Stored data entries

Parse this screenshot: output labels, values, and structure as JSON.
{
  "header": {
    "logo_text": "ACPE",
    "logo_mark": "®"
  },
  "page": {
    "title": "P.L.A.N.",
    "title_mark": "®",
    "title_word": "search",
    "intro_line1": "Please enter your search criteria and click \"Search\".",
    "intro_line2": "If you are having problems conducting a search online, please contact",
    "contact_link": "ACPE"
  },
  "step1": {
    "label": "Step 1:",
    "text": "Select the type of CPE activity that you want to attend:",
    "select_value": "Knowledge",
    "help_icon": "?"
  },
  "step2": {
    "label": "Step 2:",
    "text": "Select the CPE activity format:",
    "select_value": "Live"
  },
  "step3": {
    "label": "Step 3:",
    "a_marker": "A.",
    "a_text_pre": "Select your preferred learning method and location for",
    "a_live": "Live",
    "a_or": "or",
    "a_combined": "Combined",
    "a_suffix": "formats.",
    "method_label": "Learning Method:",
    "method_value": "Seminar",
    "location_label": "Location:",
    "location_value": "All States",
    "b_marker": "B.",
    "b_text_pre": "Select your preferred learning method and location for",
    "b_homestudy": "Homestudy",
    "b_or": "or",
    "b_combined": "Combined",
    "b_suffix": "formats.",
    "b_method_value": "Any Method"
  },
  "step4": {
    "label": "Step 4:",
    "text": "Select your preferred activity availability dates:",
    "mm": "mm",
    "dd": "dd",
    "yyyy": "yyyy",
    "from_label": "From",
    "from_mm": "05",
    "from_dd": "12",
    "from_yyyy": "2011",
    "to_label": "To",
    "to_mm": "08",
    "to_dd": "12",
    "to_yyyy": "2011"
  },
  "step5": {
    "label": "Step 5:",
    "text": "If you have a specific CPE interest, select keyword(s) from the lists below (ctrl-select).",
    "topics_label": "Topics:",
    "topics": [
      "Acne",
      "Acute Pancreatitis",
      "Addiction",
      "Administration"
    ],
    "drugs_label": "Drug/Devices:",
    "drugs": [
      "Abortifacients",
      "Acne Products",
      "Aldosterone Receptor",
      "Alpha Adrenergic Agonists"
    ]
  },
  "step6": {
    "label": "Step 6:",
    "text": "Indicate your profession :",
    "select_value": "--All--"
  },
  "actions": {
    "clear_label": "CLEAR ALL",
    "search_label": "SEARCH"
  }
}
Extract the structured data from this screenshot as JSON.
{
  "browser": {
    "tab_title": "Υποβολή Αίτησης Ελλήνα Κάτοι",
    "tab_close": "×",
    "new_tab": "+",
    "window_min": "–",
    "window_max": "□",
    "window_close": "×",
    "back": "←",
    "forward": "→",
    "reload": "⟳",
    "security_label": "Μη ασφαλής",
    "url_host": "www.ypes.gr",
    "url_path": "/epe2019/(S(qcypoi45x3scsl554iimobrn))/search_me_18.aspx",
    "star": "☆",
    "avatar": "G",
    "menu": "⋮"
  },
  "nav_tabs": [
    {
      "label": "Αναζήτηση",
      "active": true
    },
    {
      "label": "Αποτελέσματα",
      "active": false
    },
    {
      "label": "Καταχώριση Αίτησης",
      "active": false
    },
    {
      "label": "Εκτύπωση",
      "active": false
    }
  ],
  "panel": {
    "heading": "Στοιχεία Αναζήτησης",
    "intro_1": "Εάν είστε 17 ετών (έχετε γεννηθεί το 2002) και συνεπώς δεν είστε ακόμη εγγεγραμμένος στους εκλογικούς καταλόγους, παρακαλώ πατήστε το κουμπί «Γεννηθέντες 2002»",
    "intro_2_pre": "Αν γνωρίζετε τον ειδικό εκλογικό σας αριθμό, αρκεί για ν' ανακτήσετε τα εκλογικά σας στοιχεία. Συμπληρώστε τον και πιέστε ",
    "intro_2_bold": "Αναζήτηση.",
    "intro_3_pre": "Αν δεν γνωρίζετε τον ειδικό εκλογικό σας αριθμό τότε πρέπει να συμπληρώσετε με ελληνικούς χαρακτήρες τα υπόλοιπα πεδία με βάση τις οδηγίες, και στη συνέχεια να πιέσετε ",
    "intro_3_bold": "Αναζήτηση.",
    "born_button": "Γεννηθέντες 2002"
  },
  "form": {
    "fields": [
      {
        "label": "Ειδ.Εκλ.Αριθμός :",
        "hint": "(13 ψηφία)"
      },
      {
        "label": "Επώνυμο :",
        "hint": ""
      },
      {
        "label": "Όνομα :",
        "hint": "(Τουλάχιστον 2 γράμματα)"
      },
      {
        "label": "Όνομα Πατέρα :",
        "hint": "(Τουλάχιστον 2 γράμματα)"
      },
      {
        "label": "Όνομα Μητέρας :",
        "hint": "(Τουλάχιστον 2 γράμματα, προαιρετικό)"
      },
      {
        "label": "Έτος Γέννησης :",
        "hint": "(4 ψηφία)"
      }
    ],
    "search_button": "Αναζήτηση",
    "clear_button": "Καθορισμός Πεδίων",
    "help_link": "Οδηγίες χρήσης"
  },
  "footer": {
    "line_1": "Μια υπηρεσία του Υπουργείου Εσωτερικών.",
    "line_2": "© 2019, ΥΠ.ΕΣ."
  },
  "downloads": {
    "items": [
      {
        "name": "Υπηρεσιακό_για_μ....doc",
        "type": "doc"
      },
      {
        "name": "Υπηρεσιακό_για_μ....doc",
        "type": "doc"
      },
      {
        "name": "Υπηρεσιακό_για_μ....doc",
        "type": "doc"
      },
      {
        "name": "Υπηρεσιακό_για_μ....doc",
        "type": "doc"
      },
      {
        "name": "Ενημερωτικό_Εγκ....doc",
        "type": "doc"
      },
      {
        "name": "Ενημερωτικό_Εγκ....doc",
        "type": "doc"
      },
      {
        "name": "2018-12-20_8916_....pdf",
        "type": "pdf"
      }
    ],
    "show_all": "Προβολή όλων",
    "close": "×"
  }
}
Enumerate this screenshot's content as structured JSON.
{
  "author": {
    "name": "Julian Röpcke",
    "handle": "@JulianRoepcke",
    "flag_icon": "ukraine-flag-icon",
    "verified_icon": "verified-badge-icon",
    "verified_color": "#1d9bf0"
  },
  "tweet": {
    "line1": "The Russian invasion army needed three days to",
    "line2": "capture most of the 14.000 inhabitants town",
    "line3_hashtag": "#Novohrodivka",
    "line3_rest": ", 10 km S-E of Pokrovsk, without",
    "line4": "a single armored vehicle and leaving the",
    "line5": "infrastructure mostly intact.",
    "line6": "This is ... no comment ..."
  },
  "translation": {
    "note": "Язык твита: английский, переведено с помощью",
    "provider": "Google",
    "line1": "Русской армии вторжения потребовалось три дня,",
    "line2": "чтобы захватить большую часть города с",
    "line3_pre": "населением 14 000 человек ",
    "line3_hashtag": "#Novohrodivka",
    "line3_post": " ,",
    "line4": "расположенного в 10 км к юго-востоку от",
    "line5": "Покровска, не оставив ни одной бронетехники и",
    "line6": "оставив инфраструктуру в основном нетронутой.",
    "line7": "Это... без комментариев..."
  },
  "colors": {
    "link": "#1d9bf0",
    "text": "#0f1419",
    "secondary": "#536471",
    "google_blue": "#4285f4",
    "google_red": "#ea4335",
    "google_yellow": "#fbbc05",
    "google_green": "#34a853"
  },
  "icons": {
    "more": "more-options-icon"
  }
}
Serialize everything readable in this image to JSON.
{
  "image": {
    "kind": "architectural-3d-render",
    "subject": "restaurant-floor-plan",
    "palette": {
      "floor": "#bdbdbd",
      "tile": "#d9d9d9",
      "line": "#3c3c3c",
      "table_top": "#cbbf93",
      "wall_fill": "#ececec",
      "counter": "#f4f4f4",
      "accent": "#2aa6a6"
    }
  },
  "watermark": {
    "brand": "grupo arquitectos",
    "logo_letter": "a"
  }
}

WRITTEN INSTRUCTION: Your output consists solely of the lines from the one with "Enumerate this screenshot's" through the last line, copied exactly.

FULL RESPONSE:
Enumerate this screenshot's content as structured JSON.
{
  "author": {
    "name": "Julian Röpcke",
    "handle": "@JulianRoepcke",
    "flag_icon": "ukraine-flag-icon",
    "verified_icon": "verified-badge-icon",
    "verified_color": "#1d9bf0"
  },
  "tweet": {
    "line1": "The Russian invasion army needed three days to",
    "line2": "capture most of the 14.000 inhabitants town",
    "line3_hashtag": "#Novohrodivka",
    "line3_rest": ", 10 km S-E of Pokrovsk, without",
    "line4": "a single armored vehicle and leaving the",
    "line5": "infrastructure mostly intact.",
    "line6": "This is ... no comment ..."
  },
  "translation": {
    "note": "Язык твита: английский, переведено с помощью",
    "provider": "Google",
    "line1": "Русской армии вторжения потребовалось три дня,",
    "line2": "чтобы захватить большую часть города с",
    "line3_pre": "населением 14 000 человек ",
    "line3_hashtag": "#Novohrodivka",
    "line3_post": " ,",
    "line4": "расположенного в 10 км к юго-востоку от",
    "line5": "Покровска, не оставив ни одной бронетехники и",
    "line6": "оставив инфраструктуру в основном нетронутой.",
    "line7": "Это... без комментариев..."
  },
  "colors": {
    "link": "#1d9bf0",
    "text": "#0f1419",
    "secondary": "#536471",
    "google_blue": "#4285f4",
    "google_red": "#ea4335",
    "google_yellow": "#fbbc05",
    "google_green": "#34a853"
  },
  "icons": {
    "more": "more-options-icon"
  }
}
Serialize everything readable in this image to JSON.
{
  "image": {
    "kind": "architectural-3d-render",
    "subject": "restaurant-floor-plan",
    "palette": {
      "floor": "#bdbdbd",
      "tile": "#d9d9d9",
      "line": "#3c3c3c",
      "table_top": "#cbbf93",
      "wall_fill": "#ececec",
      "counter": "#f4f4f4",
      "accent": "#2aa6a6"
    }
  },
  "watermark": {
    "brand": "grupo arquitectos",
    "logo_letter": "a"
  }
}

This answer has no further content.